>> Start

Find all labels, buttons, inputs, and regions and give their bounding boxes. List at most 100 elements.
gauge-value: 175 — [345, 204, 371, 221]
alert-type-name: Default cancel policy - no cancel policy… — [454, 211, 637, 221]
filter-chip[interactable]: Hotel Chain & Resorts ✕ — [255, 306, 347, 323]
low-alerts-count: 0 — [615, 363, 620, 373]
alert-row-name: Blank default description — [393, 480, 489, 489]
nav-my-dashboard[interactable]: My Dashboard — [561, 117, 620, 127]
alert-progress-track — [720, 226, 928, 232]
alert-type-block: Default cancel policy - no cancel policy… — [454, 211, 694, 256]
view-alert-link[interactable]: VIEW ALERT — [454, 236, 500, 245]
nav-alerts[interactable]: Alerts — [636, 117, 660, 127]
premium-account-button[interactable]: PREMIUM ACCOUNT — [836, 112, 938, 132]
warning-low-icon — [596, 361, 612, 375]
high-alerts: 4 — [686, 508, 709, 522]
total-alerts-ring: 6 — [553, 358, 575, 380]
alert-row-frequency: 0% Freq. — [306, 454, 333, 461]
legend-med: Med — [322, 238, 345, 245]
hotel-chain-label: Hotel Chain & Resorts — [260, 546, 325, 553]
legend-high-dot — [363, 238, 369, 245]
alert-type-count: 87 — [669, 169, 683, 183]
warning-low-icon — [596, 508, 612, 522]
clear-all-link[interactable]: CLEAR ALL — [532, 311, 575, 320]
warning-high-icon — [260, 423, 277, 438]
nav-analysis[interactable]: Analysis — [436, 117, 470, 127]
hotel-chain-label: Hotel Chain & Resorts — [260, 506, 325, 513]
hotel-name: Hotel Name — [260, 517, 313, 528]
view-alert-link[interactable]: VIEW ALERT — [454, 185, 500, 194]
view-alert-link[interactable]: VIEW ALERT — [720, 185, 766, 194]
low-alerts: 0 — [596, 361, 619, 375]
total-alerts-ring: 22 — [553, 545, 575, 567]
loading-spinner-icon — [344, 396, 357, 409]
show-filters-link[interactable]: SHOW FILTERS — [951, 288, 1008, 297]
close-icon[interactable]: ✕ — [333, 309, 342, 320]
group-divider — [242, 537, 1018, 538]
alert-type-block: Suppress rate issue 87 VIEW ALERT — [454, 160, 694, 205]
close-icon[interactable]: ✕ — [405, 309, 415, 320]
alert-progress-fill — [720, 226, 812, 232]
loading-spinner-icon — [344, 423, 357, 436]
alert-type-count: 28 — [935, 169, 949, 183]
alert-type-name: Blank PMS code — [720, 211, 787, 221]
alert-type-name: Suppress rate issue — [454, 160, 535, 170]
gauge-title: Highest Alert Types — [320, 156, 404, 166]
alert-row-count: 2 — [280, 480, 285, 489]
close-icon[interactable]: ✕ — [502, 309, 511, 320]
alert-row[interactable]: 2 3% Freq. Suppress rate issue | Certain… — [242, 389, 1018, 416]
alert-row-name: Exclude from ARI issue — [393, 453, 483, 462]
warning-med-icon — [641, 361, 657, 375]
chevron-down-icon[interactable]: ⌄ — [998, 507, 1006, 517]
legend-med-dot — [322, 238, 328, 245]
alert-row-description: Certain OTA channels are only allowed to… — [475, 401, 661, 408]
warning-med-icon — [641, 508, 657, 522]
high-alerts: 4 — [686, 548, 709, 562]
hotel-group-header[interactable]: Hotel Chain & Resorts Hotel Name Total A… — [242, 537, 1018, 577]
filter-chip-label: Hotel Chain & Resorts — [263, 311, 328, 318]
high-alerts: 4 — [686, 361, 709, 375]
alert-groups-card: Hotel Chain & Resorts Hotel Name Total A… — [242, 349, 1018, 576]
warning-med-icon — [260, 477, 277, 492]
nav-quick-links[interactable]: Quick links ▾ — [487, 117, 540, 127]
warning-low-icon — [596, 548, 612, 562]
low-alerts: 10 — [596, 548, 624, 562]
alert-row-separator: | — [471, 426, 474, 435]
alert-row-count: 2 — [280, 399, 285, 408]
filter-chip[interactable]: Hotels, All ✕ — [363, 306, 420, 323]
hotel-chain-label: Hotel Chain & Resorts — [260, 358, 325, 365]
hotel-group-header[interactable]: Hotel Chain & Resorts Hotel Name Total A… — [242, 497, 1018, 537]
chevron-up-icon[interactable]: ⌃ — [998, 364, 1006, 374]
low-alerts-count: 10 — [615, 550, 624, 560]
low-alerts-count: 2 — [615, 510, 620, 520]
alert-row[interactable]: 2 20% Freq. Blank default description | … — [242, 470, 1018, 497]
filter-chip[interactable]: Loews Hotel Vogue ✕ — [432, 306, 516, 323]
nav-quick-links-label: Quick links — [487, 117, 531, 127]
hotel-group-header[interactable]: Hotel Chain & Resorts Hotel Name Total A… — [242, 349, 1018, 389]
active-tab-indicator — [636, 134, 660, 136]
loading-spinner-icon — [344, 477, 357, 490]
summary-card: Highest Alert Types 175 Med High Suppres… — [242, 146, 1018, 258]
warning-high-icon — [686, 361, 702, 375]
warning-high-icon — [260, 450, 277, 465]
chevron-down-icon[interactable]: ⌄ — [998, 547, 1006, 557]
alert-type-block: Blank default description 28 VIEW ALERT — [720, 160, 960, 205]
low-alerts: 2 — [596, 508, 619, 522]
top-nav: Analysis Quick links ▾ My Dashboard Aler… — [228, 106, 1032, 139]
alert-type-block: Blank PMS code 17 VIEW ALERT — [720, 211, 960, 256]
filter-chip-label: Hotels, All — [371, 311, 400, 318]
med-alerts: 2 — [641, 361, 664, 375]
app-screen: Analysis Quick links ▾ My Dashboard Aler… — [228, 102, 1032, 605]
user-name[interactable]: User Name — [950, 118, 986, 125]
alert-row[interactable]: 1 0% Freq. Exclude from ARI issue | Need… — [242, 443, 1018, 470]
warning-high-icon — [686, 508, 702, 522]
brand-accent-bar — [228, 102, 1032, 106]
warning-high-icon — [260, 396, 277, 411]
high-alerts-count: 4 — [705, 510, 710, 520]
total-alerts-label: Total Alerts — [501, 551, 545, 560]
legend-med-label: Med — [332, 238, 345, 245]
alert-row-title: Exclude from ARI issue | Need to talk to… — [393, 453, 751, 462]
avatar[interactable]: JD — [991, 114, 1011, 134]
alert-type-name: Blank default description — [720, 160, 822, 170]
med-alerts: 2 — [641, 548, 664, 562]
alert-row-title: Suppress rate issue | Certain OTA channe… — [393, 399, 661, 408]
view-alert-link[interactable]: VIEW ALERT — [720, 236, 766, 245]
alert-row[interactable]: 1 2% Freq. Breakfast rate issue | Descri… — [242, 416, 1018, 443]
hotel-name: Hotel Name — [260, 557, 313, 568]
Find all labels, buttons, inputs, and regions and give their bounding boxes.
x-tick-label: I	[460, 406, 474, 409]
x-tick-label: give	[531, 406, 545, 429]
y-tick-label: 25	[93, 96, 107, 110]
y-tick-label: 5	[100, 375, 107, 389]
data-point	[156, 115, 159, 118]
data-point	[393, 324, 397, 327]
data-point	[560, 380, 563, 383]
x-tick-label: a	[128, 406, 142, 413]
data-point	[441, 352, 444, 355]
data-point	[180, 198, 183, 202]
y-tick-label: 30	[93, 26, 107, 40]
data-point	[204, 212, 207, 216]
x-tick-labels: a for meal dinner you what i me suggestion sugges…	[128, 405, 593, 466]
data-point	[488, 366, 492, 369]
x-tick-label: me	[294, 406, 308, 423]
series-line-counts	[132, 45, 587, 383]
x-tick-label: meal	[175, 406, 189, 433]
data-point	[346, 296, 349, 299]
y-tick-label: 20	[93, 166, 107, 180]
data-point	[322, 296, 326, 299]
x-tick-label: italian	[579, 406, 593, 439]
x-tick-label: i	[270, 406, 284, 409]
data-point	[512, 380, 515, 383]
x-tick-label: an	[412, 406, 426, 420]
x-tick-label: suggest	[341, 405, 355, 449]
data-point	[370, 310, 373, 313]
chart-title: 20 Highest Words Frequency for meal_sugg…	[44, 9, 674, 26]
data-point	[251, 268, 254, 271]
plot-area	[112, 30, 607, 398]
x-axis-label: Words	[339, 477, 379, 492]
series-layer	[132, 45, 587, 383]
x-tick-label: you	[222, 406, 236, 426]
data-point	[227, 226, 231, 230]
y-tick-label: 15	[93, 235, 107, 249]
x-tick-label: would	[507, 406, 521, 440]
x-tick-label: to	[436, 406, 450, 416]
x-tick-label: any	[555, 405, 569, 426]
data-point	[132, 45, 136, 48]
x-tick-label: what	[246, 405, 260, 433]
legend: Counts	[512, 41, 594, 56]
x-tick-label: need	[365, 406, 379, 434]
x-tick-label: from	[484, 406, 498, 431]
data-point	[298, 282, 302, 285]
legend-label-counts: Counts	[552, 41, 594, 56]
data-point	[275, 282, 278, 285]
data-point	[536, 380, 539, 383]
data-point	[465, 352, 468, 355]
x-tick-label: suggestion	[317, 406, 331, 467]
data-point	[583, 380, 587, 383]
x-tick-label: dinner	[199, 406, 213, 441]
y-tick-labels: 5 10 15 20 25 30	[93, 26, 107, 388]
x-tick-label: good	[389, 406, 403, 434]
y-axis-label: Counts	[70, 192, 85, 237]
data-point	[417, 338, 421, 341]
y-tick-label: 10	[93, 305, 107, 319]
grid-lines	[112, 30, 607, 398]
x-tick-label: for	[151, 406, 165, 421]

>> End

### WHAT THE TASK REQUIRES
Give the lines from the start of the material through the line containing "clear-all-link[interactable]: CLEAR ALL" as a JSON list of strings, one string per line, leaving out blank lines.

### EXERCISE ANSWER
[
  "Find all labels, buttons, inputs, and regions and give their bounding boxes. List at most 100 elements.",
  "gauge-value: 175 — [345, 204, 371, 221]",
  "alert-type-name: Default cancel policy - no cancel policy… — [454, 211, 637, 221]",
  "filter-chip[interactable]: Hotel Chain & Resorts ✕ — [255, 306, 347, 323]",
  "low-alerts-count: 0 — [615, 363, 620, 373]",
  "alert-row-name: Blank default description — [393, 480, 489, 489]",
  "nav-my-dashboard[interactable]: My Dashboard — [561, 117, 620, 127]",
  "alert-progress-track — [720, 226, 928, 232]",
  "alert-type-block: Default cancel policy - no cancel policy… — [454, 211, 694, 256]",
  "view-alert-link[interactable]: VIEW ALERT — [454, 236, 500, 245]",
  "nav-alerts[interactable]: Alerts — [636, 117, 660, 127]",
  "premium-account-button[interactable]: PREMIUM ACCOUNT — [836, 112, 938, 132]",
  "warning-low-icon — [596, 361, 612, 375]",
  "high-alerts: 4 — [686, 508, 709, 522]",
  "total-alerts-ring: 6 — [553, 358, 575, 380]",
  "alert-row-frequency: 0% Freq. — [306, 454, 333, 461]",
  "legend-med: Med — [322, 238, 345, 245]",
  "hotel-chain-label: Hotel Chain & Resorts — [260, 546, 325, 553]",
  "legend-high-dot — [363, 238, 369, 245]",
  "alert-type-count: 87 — [669, 169, 683, 183]",
  "warning-low-icon — [596, 508, 612, 522]",
  "clear-all-link[interactable]: CLEAR ALL — [532, 311, 575, 320]"
]